* _Prompt_
From the listing below, copy every line with the word "Adjudicated".

[Excerpt from a dataset]
__________

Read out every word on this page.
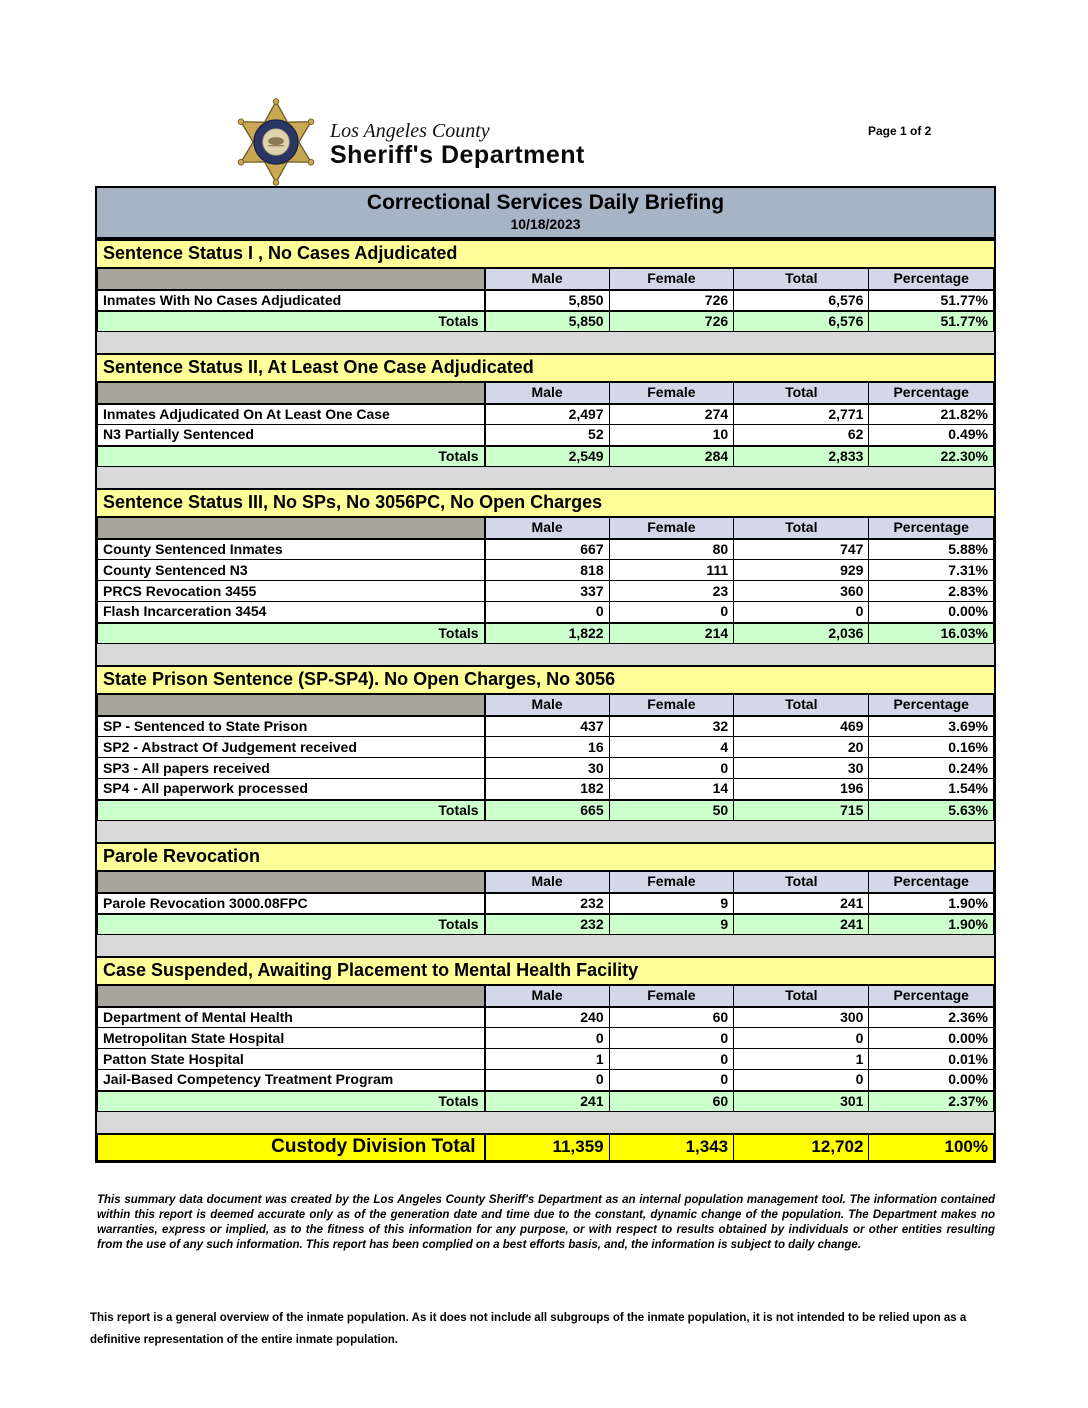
Los Angeles County
Sheriff's Department
Page 1 of 2
Correctional Services Daily Briefing
10/18/2023
Sentence Status I , No Cases Adjudicated
	Male	Female	Total	Percentage
Inmates With No Cases Adjudicated	5,850	726	6,576	51.77%
Totals	5,850	726	6,576	51.77%
Sentence Status II, At Least One Case Adjudicated
	Male	Female	Total	Percentage
Inmates Adjudicated On At Least One Case	2,497	274	2,771	21.82%
N3 Partially Sentenced	52	10	62	0.49%
Totals	2,549	284	2,833	22.30%
Sentence Status III, No SPs, No 3056PC, No Open Charges
	Male	Female	Total	Percentage
County Sentenced Inmates	667	80	747	5.88%
County Sentenced N3	818	111	929	7.31%
PRCS Revocation 3455	337	23	360	2.83%
Flash Incarceration 3454	0	0	0	0.00%
Totals	1,822	214	2,036	16.03%
State Prison Sentence (SP-SP4). No Open Charges, No 3056
	Male	Female	Total	Percentage
SP - Sentenced to State Prison	437	32	469	3.69%
SP2 - Abstract Of Judgement received	16	4	20	0.16%
SP3 - All papers received	30	0	30	0.24%
SP4 - All paperwork processed	182	14	196	1.54%
Totals	665	50	715	5.63%
Parole Revocation
	Male	Female	Total	Percentage
Parole Revocation 3000.08FPC	232	9	241	1.90%
Totals	232	9	241	1.90%
Case Suspended, Awaiting Placement to Mental Health Facility
	Male	Female	Total	Percentage
Department of Mental Health	240	60	300	2.36%
Metropolitan State Hospital	0	0	0	0.00%
Patton State Hospital	1	0	1	0.01%
Jail-Based Competency Treatment Program	0	0	0	0.00%
Totals	241	60	301	2.37%
Custody Division Total	11,359	1,343	12,702	100%

This summary data document was created by the Los Angeles County Sheriff's Department as an internal population management tool. The information contained within this report is deemed accurate only as of the generation date and time due to the constant, dynamic change of the population. The Department makes no warranties, express or implied, as to the fitness of this information for any purpose, or with respect to results obtained by individuals or other entities resulting from the use of any such information. This report has been complied on a best efforts basis, and, the information is subject to daily change.

This report is a general overview of the inmate population. As it does not include all subgroups of the inmate population, it is not intended to be relied upon as a definitive representation of the entire inmate population.
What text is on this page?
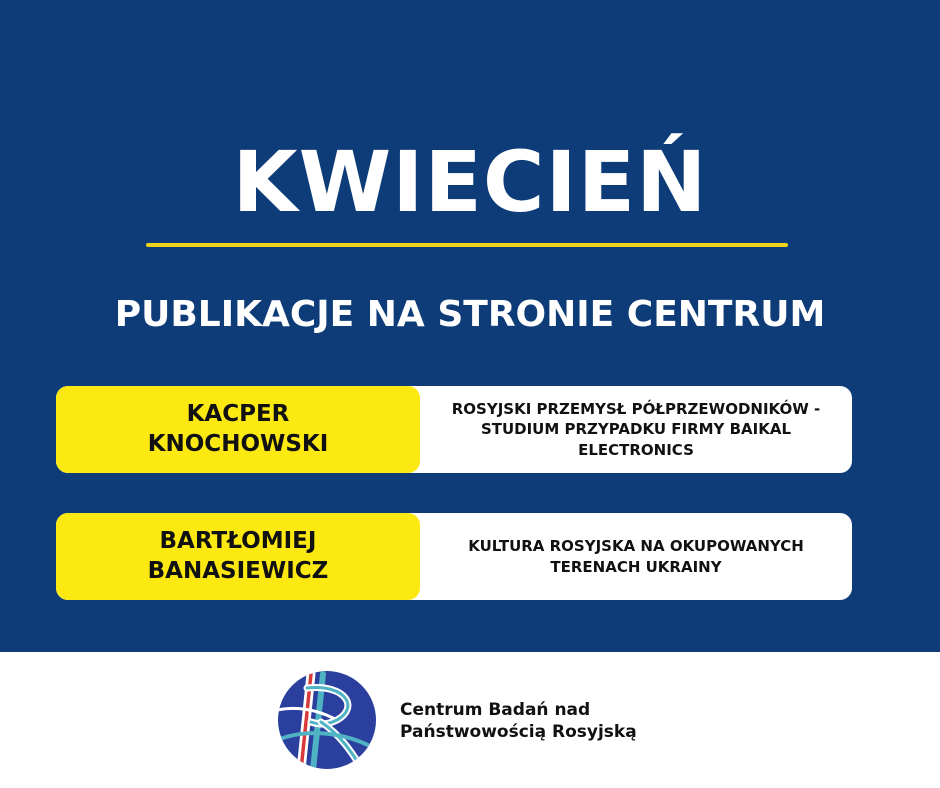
KWIECIEŃ
PUBLIKACJE NA STRONIE CENTRUM
KACPER
KNOCHOWSKI
ROSYJSKI PRZEMYSŁ PÓŁPRZEWODNIKÓW - STUDIUM PRZYPADKU FIRMY BAIKAL ELECTRONICS
BARTŁOMIEJ
BANASIEWICZ
KULTURA ROSYJSKA NA OKUPOWANYCH TERENACH UKRAINY
Centrum Badań nad
Państwowością Rosyjską
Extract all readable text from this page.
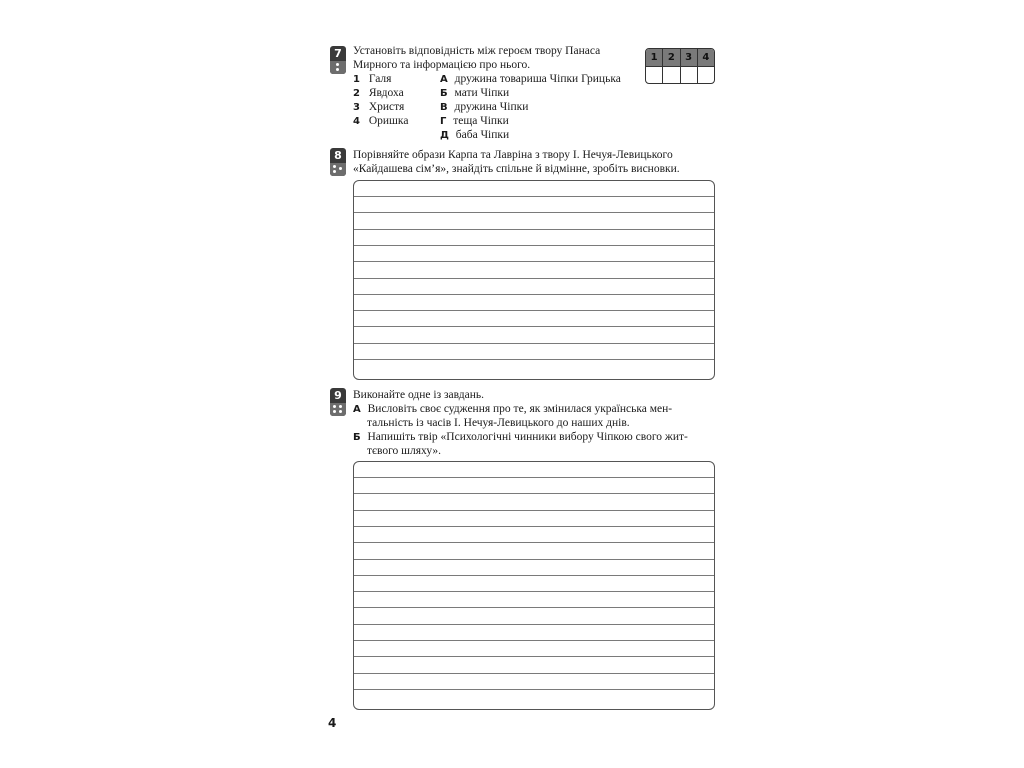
7 Установіть відповідність між героєм твору Панаса
Мирного та інформацією про нього.
1 Галя
2 Явдоха
3 Христя
4 Оришка
А дружина товариша Чіпки Грицька
Б мати Чіпки
В дружина Чіпки
Г теща Чіпки
Д баба Чіпки
1	2	3	4
8 Порівняйте образи Карпа та Лавріна з твору І. Нечуя-Левицького
«Кайдашева сім’я», знайдіть спільне й відмінне, зробіть висновки.
9 Виконайте одне із завдань.
А Висловіть своє судження про те, як змінилася українська мен-
тальність із часів І. Нечуя-Левицького до наших днів.
Б Напишіть твір «Психологічні чинники вибору Чіпкою свого жит-
тєвого шляху».
4
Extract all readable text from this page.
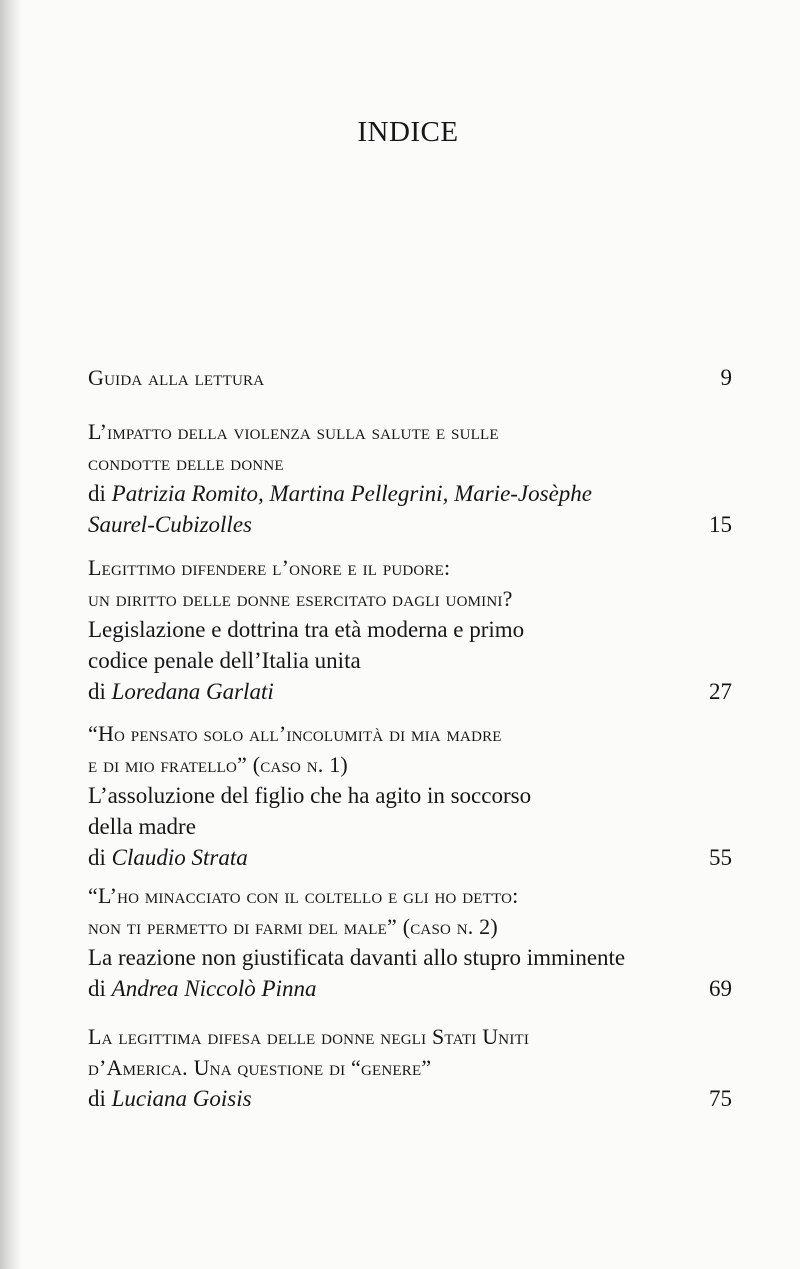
INDICE
Guida alla lettura	9
L’impatto della violenza sulla salute e sulle
condotte delle donne
di Patrizia Romito, Martina Pellegrini, Marie-Josèphe
Saurel-Cubizolles	15
Legittimo difendere l’onore e il pudore:
un diritto delle donne esercitato dagli uomini?
Legislazione e dottrina tra età moderna e primo
codice penale dell’Italia unita
di Loredana Garlati	27
“Ho pensato solo all’incolumità di mia madre
e di mio fratello” (caso n. 1)
L’assoluzione del figlio che ha agito in soccorso
della madre
di Claudio Strata	55
“L’ho minacciato con il coltello e gli ho detto:
non ti permetto di farmi del male” (caso n. 2)
La reazione non giustificata davanti allo stupro imminente
di Andrea Niccolò Pinna	69
La legittima difesa delle donne negli Stati Uniti
d’America. Una questione di “genere”
di Luciana Goisis	75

__________

* _Result of this exercise_
Sentence Status I , No Cases Adjudicated
Inmates With No Cases Adjudicated	5,850	726	6,576	51.77%
Sentence Status II, At Least One Case Adjudicated
Inmates Adjudicated On At Least One Case	2,497	274	2,771	21.82%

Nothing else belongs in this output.